Each line containing the word "Тема" needs to be copied.

▽

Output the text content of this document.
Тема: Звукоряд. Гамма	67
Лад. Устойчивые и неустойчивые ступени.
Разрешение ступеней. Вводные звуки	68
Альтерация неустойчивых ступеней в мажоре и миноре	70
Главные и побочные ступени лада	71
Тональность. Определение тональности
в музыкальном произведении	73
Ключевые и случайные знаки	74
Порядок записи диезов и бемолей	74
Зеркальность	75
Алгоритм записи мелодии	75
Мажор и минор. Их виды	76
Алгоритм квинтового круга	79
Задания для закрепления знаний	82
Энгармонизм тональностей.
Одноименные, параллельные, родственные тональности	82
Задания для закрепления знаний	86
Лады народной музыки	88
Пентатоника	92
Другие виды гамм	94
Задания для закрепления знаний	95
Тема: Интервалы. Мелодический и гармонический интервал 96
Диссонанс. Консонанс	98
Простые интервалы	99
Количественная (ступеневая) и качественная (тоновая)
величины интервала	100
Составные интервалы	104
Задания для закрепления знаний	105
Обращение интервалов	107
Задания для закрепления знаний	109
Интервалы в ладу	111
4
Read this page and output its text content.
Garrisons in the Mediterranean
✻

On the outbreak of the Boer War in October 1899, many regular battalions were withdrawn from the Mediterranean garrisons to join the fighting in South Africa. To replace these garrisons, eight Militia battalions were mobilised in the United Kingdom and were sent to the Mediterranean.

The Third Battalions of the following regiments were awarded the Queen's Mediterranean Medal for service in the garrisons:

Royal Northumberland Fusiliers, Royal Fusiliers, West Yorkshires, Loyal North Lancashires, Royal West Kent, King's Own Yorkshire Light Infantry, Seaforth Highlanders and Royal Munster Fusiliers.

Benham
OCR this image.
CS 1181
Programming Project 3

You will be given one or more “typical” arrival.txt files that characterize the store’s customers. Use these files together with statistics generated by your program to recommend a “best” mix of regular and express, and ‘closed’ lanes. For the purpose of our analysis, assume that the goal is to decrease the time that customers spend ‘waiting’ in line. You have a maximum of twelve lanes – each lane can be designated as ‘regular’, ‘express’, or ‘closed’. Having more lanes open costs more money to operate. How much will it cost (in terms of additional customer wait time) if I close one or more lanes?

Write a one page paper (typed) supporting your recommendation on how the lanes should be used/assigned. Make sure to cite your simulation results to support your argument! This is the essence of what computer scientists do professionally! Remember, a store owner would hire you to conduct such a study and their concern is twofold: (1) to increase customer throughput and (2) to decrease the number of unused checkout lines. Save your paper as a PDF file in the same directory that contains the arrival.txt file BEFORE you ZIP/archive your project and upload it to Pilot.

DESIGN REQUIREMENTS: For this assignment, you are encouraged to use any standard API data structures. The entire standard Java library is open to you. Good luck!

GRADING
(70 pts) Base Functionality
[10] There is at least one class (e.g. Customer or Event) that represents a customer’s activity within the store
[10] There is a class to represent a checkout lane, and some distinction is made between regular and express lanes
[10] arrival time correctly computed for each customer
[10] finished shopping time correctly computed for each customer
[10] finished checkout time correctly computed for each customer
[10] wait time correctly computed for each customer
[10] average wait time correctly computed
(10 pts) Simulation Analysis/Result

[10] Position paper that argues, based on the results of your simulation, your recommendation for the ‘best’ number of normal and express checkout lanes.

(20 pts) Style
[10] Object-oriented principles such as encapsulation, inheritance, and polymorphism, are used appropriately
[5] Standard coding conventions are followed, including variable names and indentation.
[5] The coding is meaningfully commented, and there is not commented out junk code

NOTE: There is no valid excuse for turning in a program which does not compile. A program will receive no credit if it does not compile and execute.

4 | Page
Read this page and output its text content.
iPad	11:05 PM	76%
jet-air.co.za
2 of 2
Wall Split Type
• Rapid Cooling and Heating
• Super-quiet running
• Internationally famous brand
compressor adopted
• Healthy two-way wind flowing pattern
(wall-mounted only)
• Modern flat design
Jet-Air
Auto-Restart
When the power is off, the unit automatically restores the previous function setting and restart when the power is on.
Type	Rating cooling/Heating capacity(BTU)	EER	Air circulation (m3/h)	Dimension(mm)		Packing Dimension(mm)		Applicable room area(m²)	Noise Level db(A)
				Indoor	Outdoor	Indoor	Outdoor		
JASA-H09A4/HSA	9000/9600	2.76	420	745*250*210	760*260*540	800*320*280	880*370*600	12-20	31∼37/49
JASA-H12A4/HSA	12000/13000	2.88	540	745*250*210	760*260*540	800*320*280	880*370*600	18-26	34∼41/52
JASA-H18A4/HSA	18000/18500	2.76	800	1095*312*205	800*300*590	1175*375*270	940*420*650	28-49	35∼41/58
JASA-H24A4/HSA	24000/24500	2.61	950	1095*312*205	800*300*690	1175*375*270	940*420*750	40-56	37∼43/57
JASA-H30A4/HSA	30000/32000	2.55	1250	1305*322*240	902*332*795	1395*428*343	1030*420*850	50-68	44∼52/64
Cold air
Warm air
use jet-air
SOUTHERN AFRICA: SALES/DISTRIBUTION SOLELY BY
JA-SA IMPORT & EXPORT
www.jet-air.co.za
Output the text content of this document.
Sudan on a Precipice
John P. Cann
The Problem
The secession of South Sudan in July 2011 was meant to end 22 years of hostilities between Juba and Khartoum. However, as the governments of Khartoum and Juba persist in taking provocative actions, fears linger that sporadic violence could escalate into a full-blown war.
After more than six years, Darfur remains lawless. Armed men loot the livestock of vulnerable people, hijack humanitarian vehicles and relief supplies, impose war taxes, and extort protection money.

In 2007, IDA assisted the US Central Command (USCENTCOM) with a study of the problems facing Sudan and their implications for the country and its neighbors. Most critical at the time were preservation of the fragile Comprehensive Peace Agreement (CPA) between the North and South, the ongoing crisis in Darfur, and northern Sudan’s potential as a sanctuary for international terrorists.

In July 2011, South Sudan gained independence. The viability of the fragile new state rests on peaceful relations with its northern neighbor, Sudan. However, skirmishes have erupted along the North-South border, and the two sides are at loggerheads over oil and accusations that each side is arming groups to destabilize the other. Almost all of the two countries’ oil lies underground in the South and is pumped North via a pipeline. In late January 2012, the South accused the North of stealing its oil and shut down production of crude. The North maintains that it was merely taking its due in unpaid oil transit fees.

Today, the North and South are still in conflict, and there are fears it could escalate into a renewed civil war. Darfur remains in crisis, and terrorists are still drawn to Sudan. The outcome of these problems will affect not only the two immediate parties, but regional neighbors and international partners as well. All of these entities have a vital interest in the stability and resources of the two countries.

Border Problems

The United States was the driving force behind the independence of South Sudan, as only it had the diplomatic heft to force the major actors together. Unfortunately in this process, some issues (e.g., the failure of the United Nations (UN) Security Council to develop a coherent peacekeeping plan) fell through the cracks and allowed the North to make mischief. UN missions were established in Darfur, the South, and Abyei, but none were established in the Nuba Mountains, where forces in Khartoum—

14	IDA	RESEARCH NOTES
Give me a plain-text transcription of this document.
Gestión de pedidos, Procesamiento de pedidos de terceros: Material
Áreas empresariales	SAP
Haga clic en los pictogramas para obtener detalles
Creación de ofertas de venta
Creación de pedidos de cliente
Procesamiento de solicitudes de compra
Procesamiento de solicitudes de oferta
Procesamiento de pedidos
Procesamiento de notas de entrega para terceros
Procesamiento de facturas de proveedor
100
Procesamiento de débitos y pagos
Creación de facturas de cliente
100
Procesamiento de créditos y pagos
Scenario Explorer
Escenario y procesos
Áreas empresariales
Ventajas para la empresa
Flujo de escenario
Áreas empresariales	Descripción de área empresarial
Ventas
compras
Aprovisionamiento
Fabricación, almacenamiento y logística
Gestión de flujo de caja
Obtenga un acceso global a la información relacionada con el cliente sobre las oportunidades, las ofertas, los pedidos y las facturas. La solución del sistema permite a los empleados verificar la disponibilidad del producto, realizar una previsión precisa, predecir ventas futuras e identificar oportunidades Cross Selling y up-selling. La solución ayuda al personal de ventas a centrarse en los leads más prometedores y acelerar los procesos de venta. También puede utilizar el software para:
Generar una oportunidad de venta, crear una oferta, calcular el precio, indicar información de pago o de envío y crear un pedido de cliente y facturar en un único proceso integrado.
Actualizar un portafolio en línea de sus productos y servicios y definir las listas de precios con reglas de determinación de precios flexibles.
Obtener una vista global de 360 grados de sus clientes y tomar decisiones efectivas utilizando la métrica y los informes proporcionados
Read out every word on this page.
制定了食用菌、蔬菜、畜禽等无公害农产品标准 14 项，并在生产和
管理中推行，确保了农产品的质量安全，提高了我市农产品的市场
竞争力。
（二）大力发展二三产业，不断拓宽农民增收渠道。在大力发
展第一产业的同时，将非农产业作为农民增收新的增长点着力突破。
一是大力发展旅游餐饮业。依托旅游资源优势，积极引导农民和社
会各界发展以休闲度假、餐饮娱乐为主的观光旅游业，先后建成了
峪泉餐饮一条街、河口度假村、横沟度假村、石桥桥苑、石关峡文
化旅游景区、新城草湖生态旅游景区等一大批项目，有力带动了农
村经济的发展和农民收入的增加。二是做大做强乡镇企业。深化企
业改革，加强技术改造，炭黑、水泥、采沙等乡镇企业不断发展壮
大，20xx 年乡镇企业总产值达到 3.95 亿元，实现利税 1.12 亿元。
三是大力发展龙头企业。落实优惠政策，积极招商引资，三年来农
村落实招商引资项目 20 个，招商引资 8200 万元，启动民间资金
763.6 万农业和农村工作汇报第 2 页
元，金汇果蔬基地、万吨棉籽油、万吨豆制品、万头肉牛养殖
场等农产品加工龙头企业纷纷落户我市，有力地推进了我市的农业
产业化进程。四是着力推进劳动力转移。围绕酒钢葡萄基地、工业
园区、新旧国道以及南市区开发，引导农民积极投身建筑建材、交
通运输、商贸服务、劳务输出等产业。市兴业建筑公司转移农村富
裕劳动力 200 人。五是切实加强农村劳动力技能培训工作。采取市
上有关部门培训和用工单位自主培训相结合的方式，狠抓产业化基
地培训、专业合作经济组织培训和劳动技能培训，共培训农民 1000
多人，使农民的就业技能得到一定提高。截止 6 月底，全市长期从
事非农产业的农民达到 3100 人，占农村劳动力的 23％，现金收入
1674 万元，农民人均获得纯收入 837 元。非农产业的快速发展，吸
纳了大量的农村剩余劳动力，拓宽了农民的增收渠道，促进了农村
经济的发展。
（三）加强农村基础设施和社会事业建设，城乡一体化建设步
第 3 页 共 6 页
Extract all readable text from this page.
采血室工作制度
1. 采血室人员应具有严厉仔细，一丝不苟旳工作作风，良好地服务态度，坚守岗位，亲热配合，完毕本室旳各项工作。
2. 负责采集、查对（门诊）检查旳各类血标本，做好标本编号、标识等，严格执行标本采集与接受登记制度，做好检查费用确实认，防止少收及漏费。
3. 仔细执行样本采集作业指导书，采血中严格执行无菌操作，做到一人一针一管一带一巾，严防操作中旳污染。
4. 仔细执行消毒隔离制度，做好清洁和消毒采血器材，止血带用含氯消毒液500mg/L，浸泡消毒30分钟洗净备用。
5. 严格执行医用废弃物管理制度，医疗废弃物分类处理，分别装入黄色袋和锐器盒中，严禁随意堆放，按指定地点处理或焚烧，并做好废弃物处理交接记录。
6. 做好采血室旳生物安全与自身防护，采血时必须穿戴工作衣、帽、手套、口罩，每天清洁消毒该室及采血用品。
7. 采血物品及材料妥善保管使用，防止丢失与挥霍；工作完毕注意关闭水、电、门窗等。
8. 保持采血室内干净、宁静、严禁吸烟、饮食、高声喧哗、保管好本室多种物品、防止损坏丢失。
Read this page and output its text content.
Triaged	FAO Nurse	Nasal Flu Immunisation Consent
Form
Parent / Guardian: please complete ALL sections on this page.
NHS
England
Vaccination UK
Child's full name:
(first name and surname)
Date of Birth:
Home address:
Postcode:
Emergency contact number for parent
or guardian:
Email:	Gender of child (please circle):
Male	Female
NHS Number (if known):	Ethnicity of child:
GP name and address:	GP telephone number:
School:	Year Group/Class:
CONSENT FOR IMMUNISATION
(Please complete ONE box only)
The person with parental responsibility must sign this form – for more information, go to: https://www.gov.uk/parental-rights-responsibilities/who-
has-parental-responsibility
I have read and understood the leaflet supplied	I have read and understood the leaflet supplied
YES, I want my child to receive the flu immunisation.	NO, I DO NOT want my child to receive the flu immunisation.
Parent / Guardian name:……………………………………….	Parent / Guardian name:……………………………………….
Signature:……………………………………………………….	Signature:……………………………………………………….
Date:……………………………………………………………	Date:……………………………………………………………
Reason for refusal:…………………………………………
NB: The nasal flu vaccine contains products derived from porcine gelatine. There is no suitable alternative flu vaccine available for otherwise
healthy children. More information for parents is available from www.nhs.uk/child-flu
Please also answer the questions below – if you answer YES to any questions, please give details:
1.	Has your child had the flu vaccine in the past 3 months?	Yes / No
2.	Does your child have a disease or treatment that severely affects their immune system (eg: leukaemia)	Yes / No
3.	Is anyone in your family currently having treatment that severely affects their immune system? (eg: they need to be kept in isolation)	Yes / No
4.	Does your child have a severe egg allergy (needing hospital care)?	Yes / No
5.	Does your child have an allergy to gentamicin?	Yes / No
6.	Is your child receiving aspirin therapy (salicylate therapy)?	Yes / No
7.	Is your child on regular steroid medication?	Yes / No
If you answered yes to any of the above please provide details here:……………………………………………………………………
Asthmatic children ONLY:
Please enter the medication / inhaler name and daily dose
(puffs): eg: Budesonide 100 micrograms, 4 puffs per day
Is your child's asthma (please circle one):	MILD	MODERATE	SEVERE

△

Exercise answer:
Тема: Звукоряд. Гамма	67
Тема: Интервалы. Мелодический и гармонический интервал 96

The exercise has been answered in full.